> _TASK DETAILS_: Could you write out every record below exactly, leaving out any pictures?

> _DATA SHOWN_:
□ □ □ □ □
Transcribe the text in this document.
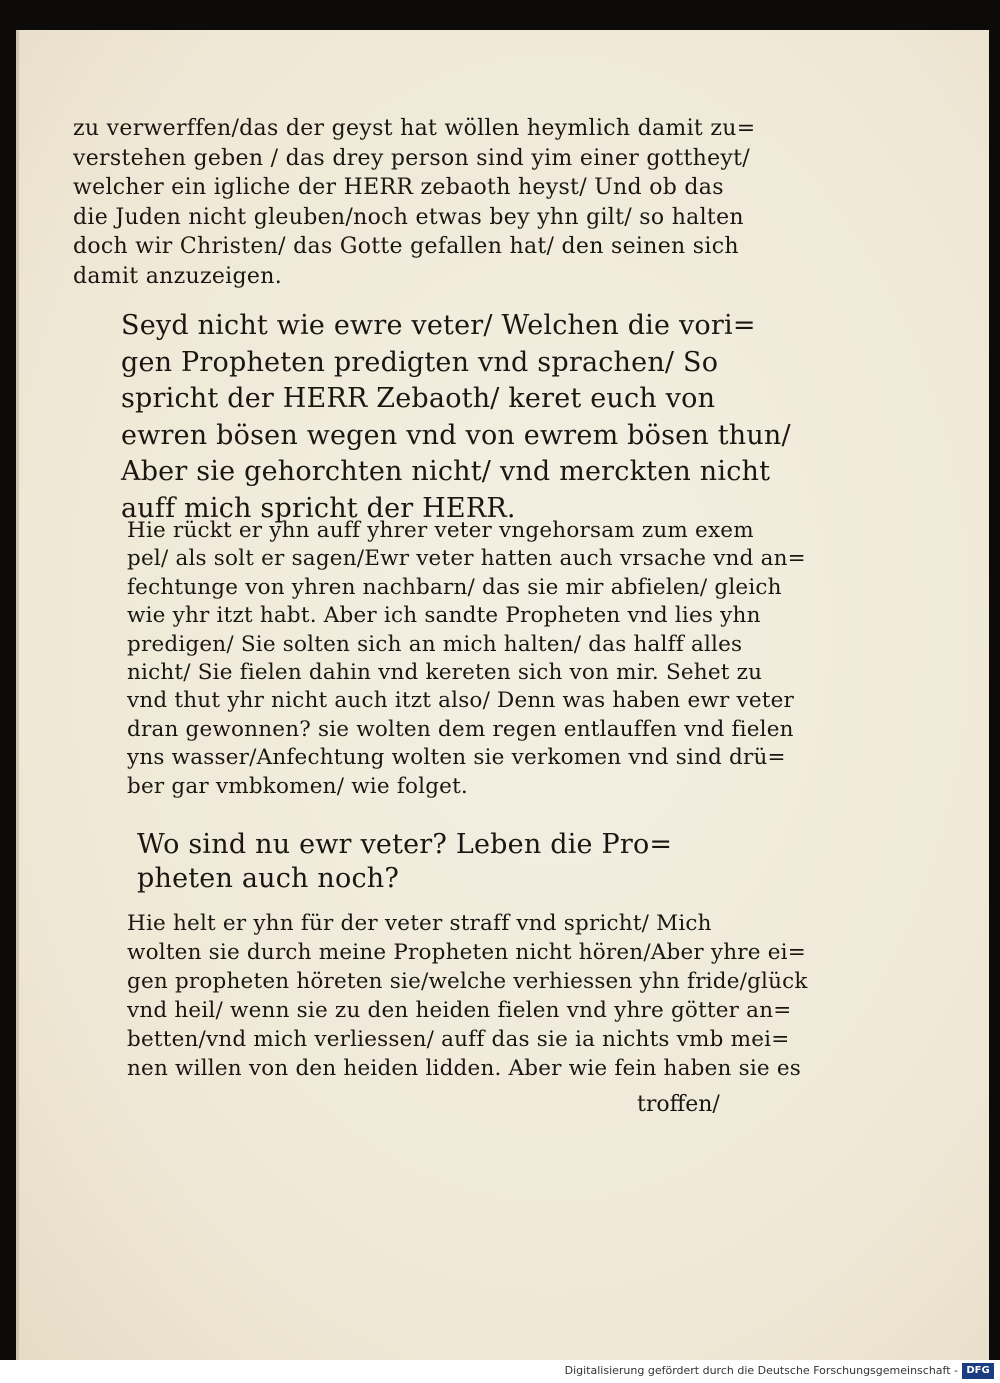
zu verwerffen/das der geyst hat wöllen heymlich damit zu=
verstehen geben / das drey person sind yim einer gottheyt/
welcher ein igliche der HERR zebaoth heyst/ Und ob das
die Juden nicht gleuben/noch etwas bey yhn gilt/ so halten
doch wir Christen/ das Gotte gefallen hat/ den seinen sich
damit anzuzeigen.
Seyd nicht wie ewre veter/ Welchen die vori=
gen Propheten predigten vnd sprachen/ So
spricht der HERR Zebaoth/ keret euch von
ewren bösen wegen vnd von ewrem bösen thun/
Aber sie gehorchten nicht/ vnd merckten nicht
auff mich spricht der HERR.
Hie rückt er yhn auff yhrer veter vngehorsam zum exem
pel/ als solt er sagen/Ewr veter hatten auch vrsache vnd an=
fechtunge von yhren nachbarn/ das sie mir abfielen/ gleich
wie yhr itzt habt. Aber ich sandte Propheten vnd lies yhn
predigen/ Sie solten sich an mich halten/ das halff alles
nicht/ Sie fielen dahin vnd kereten sich von mir. Sehet zu
vnd thut yhr nicht auch itzt also/ Denn was haben ewr veter
dran gewonnen? sie wolten dem regen entlauffen vnd fielen
yns wasser/Anfechtung wolten sie verkomen vnd sind drü=
ber gar vmbkomen/ wie folget.
Wo sind nu ewr veter? Leben die Pro=
pheten auch noch?
Hie helt er yhn für der veter straff vnd spricht/ Mich
wolten sie durch meine Propheten nicht hören/Aber yhre ei=
gen propheten höreten sie/welche verhiessen yhn fride/glück
vnd heil/ wenn sie zu den heiden fielen vnd yhre götter an=
betten/vnd mich verliessen/ auff das sie ia nichts vmb mei=
nen willen von den heiden lidden. Aber wie fein haben sie es
troffen/
Digitalisierung gefördert durch die Deutsche Forschungsgemeinschaft - DFG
□ □ □ □ □
> _ANSWER FOR THIS EXERCISE_:
Transcribe the text in this document.
zu verwerffen/das der geyst hat wöllen heymlich damit zu=
verstehen geben / das drey person sind yim einer gottheyt/
welcher ein igliche der HERR zebaoth heyst/ Und ob das
die Juden nicht gleuben/noch etwas bey yhn gilt/ so halten
doch wir Christen/ das Gotte gefallen hat/ den seinen sich
damit anzuzeigen.
Seyd nicht wie ewre veter/ Welchen die vori=
gen Propheten predigten vnd sprachen/ So
spricht der HERR Zebaoth/ keret euch von
ewren bösen wegen vnd von ewrem bösen thun/
Aber sie gehorchten nicht/ vnd merckten nicht
auff mich spricht der HERR.
Hie rückt er yhn auff yhrer veter vngehorsam zum exem
pel/ als solt er sagen/Ewr veter hatten auch vrsache vnd an=
fechtunge von yhren nachbarn/ das sie mir abfielen/ gleich
wie yhr itzt habt. Aber ich sandte Propheten vnd lies yhn
predigen/ Sie solten sich an mich halten/ das halff alles
nicht/ Sie fielen dahin vnd kereten sich von mir. Sehet zu
vnd thut yhr nicht auch itzt also/ Denn was haben ewr veter
dran gewonnen? sie wolten dem regen entlauffen vnd fielen
yns wasser/Anfechtung wolten sie verkomen vnd sind drü=
ber gar vmbkomen/ wie folget.
Wo sind nu ewr veter? Leben die Pro=
pheten auch noch?
Hie helt er yhn für der veter straff vnd spricht/ Mich
wolten sie durch meine Propheten nicht hören/Aber yhre ei=
gen propheten höreten sie/welche verhiessen yhn fride/glück
vnd heil/ wenn sie zu den heiden fielen vnd yhre götter an=
betten/vnd mich verliessen/ auff das sie ia nichts vmb mei=
nen willen von den heiden lidden. Aber wie fein haben sie es
troffen/
Digitalisierung gefördert durch die Deutsche Forschungsgemeinschaft - DFG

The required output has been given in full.